LISTED ENTRIES:
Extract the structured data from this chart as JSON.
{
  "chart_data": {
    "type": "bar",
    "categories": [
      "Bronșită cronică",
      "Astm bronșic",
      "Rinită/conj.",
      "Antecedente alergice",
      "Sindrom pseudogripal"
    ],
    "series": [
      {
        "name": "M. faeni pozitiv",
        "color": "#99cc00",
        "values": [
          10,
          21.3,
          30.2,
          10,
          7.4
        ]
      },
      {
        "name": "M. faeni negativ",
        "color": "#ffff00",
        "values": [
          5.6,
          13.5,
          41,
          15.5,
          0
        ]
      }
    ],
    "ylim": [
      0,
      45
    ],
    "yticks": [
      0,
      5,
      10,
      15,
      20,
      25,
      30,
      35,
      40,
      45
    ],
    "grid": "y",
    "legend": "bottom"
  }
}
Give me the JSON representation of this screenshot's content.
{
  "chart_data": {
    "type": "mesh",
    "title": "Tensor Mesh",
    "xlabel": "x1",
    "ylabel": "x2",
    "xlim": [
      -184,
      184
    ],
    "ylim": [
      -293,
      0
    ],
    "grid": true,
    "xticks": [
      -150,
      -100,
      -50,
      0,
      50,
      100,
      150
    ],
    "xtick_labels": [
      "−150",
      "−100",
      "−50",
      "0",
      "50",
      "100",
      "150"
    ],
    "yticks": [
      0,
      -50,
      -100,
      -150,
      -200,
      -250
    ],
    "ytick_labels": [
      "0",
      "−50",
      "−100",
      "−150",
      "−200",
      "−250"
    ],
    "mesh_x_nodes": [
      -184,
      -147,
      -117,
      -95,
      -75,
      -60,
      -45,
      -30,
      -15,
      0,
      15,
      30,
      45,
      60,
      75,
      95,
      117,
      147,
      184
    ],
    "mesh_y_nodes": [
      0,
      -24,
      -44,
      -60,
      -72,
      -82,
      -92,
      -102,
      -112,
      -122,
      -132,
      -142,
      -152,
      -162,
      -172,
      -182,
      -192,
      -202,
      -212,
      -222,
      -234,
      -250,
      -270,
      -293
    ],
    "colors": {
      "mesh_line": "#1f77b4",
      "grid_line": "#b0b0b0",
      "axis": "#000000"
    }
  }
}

TO BE DONE:
In the records above, find each line holding "this" and copy it.

FINAL ANSWER:
Extract the structured data from this chart as JSON.
Give me the JSON representation of this screenshot's content.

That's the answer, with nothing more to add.